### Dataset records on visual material
════════════════════

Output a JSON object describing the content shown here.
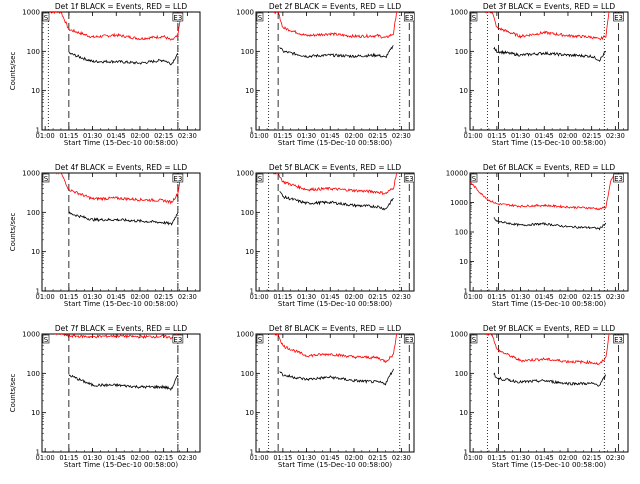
{
  "chart_data": [
    {
      "type": "line",
      "title": "Det 1f BLACK = Events, RED = LLD",
      "xlabel": "Start Time (15-Dec-10 00:58:00)",
      "ylabel": "Counts/sec",
      "yscale": "log",
      "ylim": [
        1,
        1000
      ],
      "xlim": [
        "00:58",
        "02:38"
      ],
      "x_ticks": [
        "01:00",
        "01:15",
        "01:30",
        "01:45",
        "02:00",
        "02:15",
        "02:30"
      ],
      "y_ticks": [
        "1",
        "10",
        "100",
        "1000"
      ],
      "markers": {
        "start": "S",
        "end": "E3"
      },
      "vertical_lines": {
        "dotted": [
          "01:02",
          "02:24"
        ],
        "dashed": [
          "01:15",
          "02:24"
        ]
      },
      "series": [
        {
          "color": "#ff0000",
          "x": [
            "01:03",
            "01:10",
            "01:15",
            "01:30",
            "01:45",
            "02:00",
            "02:15",
            "02:20",
            "02:24",
            "02:26"
          ],
          "values": [
            1000,
            1000,
            360,
            230,
            260,
            210,
            240,
            190,
            250,
            1000
          ]
        },
        {
          "color": "#000000",
          "x": [
            "01:15",
            "01:30",
            "01:45",
            "02:00",
            "02:15",
            "02:20",
            "02:24"
          ],
          "values": [
            90,
            55,
            55,
            50,
            60,
            48,
            90
          ]
        }
      ]
    },
    {
      "type": "line",
      "title": "Det 2f BLACK = Events, RED = LLD",
      "xlabel": "Start Time (15-Dec-10 00:58:00)",
      "ylabel": "",
      "yscale": "log",
      "ylim": [
        1,
        1000
      ],
      "xlim": [
        "00:58",
        "02:38"
      ],
      "x_ticks": [
        "01:00",
        "01:15",
        "01:30",
        "01:45",
        "02:00",
        "02:15",
        "02:30"
      ],
      "y_ticks": [
        "1",
        "10",
        "100",
        "1000"
      ],
      "markers": {
        "start": "S",
        "end": "E3"
      },
      "vertical_lines": {
        "dotted": [
          "01:06",
          "02:29"
        ],
        "dashed": [
          "01:12",
          "02:35"
        ]
      },
      "series": [
        {
          "color": "#ff0000",
          "x": [
            "01:09",
            "01:12",
            "01:15",
            "01:30",
            "01:45",
            "02:00",
            "02:15",
            "02:20",
            "02:25",
            "02:27"
          ],
          "values": [
            1000,
            1000,
            400,
            250,
            280,
            240,
            250,
            220,
            280,
            1000
          ]
        },
        {
          "color": "#000000",
          "x": [
            "01:13",
            "01:15",
            "01:30",
            "01:45",
            "02:00",
            "02:15",
            "02:20",
            "02:25"
          ],
          "values": [
            130,
            100,
            75,
            80,
            75,
            80,
            70,
            140
          ]
        }
      ]
    },
    {
      "type": "line",
      "title": "Det 3f BLACK = Events, RED = LLD",
      "xlabel": "Start Time (15-Dec-10 00:58:00)",
      "ylabel": "",
      "yscale": "log",
      "ylim": [
        1,
        1000
      ],
      "xlim": [
        "00:58",
        "02:38"
      ],
      "x_ticks": [
        "01:00",
        "01:15",
        "01:30",
        "01:45",
        "02:00",
        "02:15",
        "02:30"
      ],
      "y_ticks": [
        "1",
        "10",
        "100",
        "1000"
      ],
      "markers": {
        "start": "S",
        "end": "E3"
      },
      "vertical_lines": {
        "dotted": [
          "01:09",
          "02:23"
        ],
        "dashed": [
          "01:16",
          "02:32"
        ]
      },
      "series": [
        {
          "color": "#ff0000",
          "x": [
            "01:08",
            "01:12",
            "01:15",
            "01:30",
            "01:45",
            "02:00",
            "02:15",
            "02:20",
            "02:24",
            "02:26"
          ],
          "values": [
            1000,
            1000,
            400,
            240,
            300,
            250,
            230,
            200,
            250,
            1000
          ]
        },
        {
          "color": "#000000",
          "x": [
            "01:13",
            "01:15",
            "01:30",
            "01:45",
            "02:00",
            "02:15",
            "02:20",
            "02:24"
          ],
          "values": [
            120,
            100,
            80,
            90,
            80,
            75,
            60,
            100
          ]
        }
      ]
    },
    {
      "type": "line",
      "title": "Det 4f BLACK = Events, RED = LLD",
      "xlabel": "Start Time (15-Dec-10 00:58:00)",
      "ylabel": "Counts/sec",
      "yscale": "log",
      "ylim": [
        1,
        1000
      ],
      "xlim": [
        "00:58",
        "02:38"
      ],
      "x_ticks": [
        "01:00",
        "01:15",
        "01:30",
        "01:45",
        "02:00",
        "02:15",
        "02:30"
      ],
      "y_ticks": [
        "1",
        "10",
        "100",
        "1000"
      ],
      "markers": {
        "start": "S",
        "end": "E3"
      },
      "vertical_lines": {
        "dotted": [
          "02:24"
        ],
        "dashed": [
          "01:15",
          "02:24"
        ]
      },
      "series": [
        {
          "color": "#ff0000",
          "x": [
            "01:06",
            "01:10",
            "01:15",
            "01:30",
            "01:45",
            "02:00",
            "02:15",
            "02:20",
            "02:24",
            "02:26"
          ],
          "values": [
            1000,
            1000,
            380,
            220,
            230,
            210,
            200,
            180,
            300,
            1000
          ]
        },
        {
          "color": "#000000",
          "x": [
            "01:15",
            "01:30",
            "01:45",
            "02:00",
            "02:15",
            "02:20",
            "02:24"
          ],
          "values": [
            95,
            65,
            65,
            60,
            55,
            50,
            100
          ]
        }
      ]
    },
    {
      "type": "line",
      "title": "Det 5f BLACK = Events, RED = LLD",
      "xlabel": "Start Time (15-Dec-10 00:58:00)",
      "ylabel": "",
      "yscale": "log",
      "ylim": [
        1,
        1000
      ],
      "xlim": [
        "00:58",
        "02:38"
      ],
      "x_ticks": [
        "01:00",
        "01:15",
        "01:30",
        "01:45",
        "02:00",
        "02:15",
        "02:30"
      ],
      "y_ticks": [
        "1",
        "10",
        "100",
        "1000"
      ],
      "markers": {
        "start": "S",
        "end": "E3"
      },
      "vertical_lines": {
        "dotted": [
          "01:06",
          "02:29"
        ],
        "dashed": [
          "01:12",
          "02:35"
        ]
      },
      "series": [
        {
          "color": "#ff0000",
          "x": [
            "01:09",
            "01:12",
            "01:15",
            "01:30",
            "01:45",
            "02:00",
            "02:15",
            "02:20",
            "02:25",
            "02:27"
          ],
          "values": [
            1000,
            1000,
            600,
            380,
            400,
            360,
            330,
            300,
            420,
            1000
          ]
        },
        {
          "color": "#000000",
          "x": [
            "01:13",
            "01:15",
            "01:30",
            "01:45",
            "02:00",
            "02:15",
            "02:20",
            "02:25"
          ],
          "values": [
            350,
            250,
            170,
            180,
            150,
            140,
            120,
            230
          ]
        }
      ]
    },
    {
      "type": "line",
      "title": "Det 6f BLACK = Events, RED = LLD",
      "xlabel": "Start Time (15-Dec-10 00:58:00)",
      "ylabel": "",
      "yscale": "log",
      "ylim": [
        1,
        10000
      ],
      "xlim": [
        "00:58",
        "02:38"
      ],
      "x_ticks": [
        "01:00",
        "01:15",
        "01:30",
        "01:45",
        "02:00",
        "02:15",
        "02:30"
      ],
      "y_ticks": [
        "1",
        "10",
        "100",
        "1000",
        "10000"
      ],
      "markers": {
        "start": "S",
        "end": "E3"
      },
      "vertical_lines": {
        "dotted": [
          "01:09",
          "02:23"
        ],
        "dashed": [
          "01:16",
          "02:32"
        ]
      },
      "series": [
        {
          "color": "#ff0000",
          "x": [
            "00:58",
            "01:05",
            "01:10",
            "01:15",
            "01:30",
            "01:45",
            "02:00",
            "02:15",
            "02:20",
            "02:24",
            "02:27",
            "02:30"
          ],
          "values": [
            5000,
            2000,
            1200,
            900,
            750,
            800,
            700,
            650,
            600,
            700,
            5000,
            10000
          ]
        },
        {
          "color": "#000000",
          "x": [
            "01:13",
            "01:15",
            "01:30",
            "01:45",
            "02:00",
            "02:15",
            "02:20",
            "02:24"
          ],
          "values": [
            300,
            230,
            170,
            190,
            150,
            140,
            130,
            200
          ]
        }
      ]
    },
    {
      "type": "line",
      "title": "Det 7f BLACK = Events, RED = LLD",
      "xlabel": "Start Time (15-Dec-10 00:58:00)",
      "ylabel": "Counts/sec",
      "yscale": "log",
      "ylim": [
        1,
        1000
      ],
      "xlim": [
        "00:58",
        "02:38"
      ],
      "x_ticks": [
        "01:00",
        "01:15",
        "01:30",
        "01:45",
        "02:00",
        "02:15",
        "02:30"
      ],
      "y_ticks": [
        "1",
        "10",
        "100",
        "1000"
      ],
      "markers": {
        "start": "S",
        "end": "E3"
      },
      "vertical_lines": {
        "dotted": [
          "02:24"
        ],
        "dashed": [
          "01:15",
          "02:24"
        ]
      },
      "series": [
        {
          "color": "#ff0000",
          "x": [
            "01:06",
            "01:10",
            "01:15",
            "01:30",
            "01:45",
            "02:00",
            "02:15",
            "02:20",
            "02:24"
          ],
          "values": [
            1000,
            1000,
            900,
            850,
            900,
            850,
            870,
            800,
            1000
          ]
        },
        {
          "color": "#000000",
          "x": [
            "01:15",
            "01:30",
            "01:45",
            "02:00",
            "02:15",
            "02:20",
            "02:24"
          ],
          "values": [
            90,
            50,
            50,
            45,
            45,
            40,
            90
          ]
        }
      ]
    },
    {
      "type": "line",
      "title": "Det 8f BLACK = Events, RED = LLD",
      "xlabel": "Start Time (15-Dec-10 00:58:00)",
      "ylabel": "",
      "yscale": "log",
      "ylim": [
        1,
        1000
      ],
      "xlim": [
        "00:58",
        "02:38"
      ],
      "x_ticks": [
        "01:00",
        "01:15",
        "01:30",
        "01:45",
        "02:00",
        "02:15",
        "02:30"
      ],
      "y_ticks": [
        "1",
        "10",
        "100",
        "1000"
      ],
      "markers": {
        "start": "S",
        "end": "E3"
      },
      "vertical_lines": {
        "dotted": [
          "01:06",
          "02:29"
        ],
        "dashed": [
          "01:12",
          "02:35"
        ]
      },
      "series": [
        {
          "color": "#ff0000",
          "x": [
            "01:09",
            "01:12",
            "01:15",
            "01:30",
            "01:45",
            "02:00",
            "02:15",
            "02:20",
            "02:25",
            "02:27"
          ],
          "values": [
            1000,
            1000,
            500,
            280,
            310,
            260,
            250,
            200,
            300,
            1000
          ]
        },
        {
          "color": "#000000",
          "x": [
            "01:13",
            "01:15",
            "01:30",
            "01:45",
            "02:00",
            "02:15",
            "02:20",
            "02:25"
          ],
          "values": [
            120,
            90,
            70,
            80,
            65,
            60,
            55,
            130
          ]
        }
      ]
    },
    {
      "type": "line",
      "title": "Det 9f BLACK = Events, RED = LLD",
      "xlabel": "Start Time (15-Dec-10 00:58:00)",
      "ylabel": "",
      "yscale": "log",
      "ylim": [
        1,
        1000
      ],
      "xlim": [
        "00:58",
        "02:38"
      ],
      "x_ticks": [
        "01:00",
        "01:15",
        "01:30",
        "01:45",
        "02:00",
        "02:15",
        "02:30"
      ],
      "y_ticks": [
        "1",
        "10",
        "100",
        "1000"
      ],
      "markers": {
        "start": "S",
        "end": "E3"
      },
      "vertical_lines": {
        "dotted": [
          "01:09",
          "02:23"
        ],
        "dashed": [
          "01:16",
          "02:32"
        ]
      },
      "series": [
        {
          "color": "#ff0000",
          "x": [
            "01:08",
            "01:12",
            "01:15",
            "01:30",
            "01:45",
            "02:00",
            "02:15",
            "02:20",
            "02:24",
            "02:26"
          ],
          "values": [
            1000,
            1000,
            400,
            210,
            230,
            200,
            190,
            170,
            250,
            1000
          ]
        },
        {
          "color": "#000000",
          "x": [
            "01:13",
            "01:15",
            "01:30",
            "01:45",
            "02:00",
            "02:15",
            "02:20",
            "02:24"
          ],
          "values": [
            100,
            75,
            60,
            65,
            55,
            55,
            50,
            90
          ]
        }
      ]
    }
  ]
}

════════════════════

### Aim
Search the records for the word "BLACK". Copy every line that has it.

### Solution to this problem
      "title": "Det 1f BLACK = Events, RED = LLD",
      "title": "Det 2f BLACK = Events, RED = LLD",
      "title": "Det 3f BLACK = Events, RED = LLD",
      "title": "Det 4f BLACK = Events, RED = LLD",
      "title": "Det 5f BLACK = Events, RED = LLD",
      "title": "Det 6f BLACK = Events, RED = LLD",
      "title": "Det 7f BLACK = Events, RED = LLD",
      "title": "Det 8f BLACK = Events, RED = LLD",
      "title": "Det 9f BLACK = Events, RED = LLD",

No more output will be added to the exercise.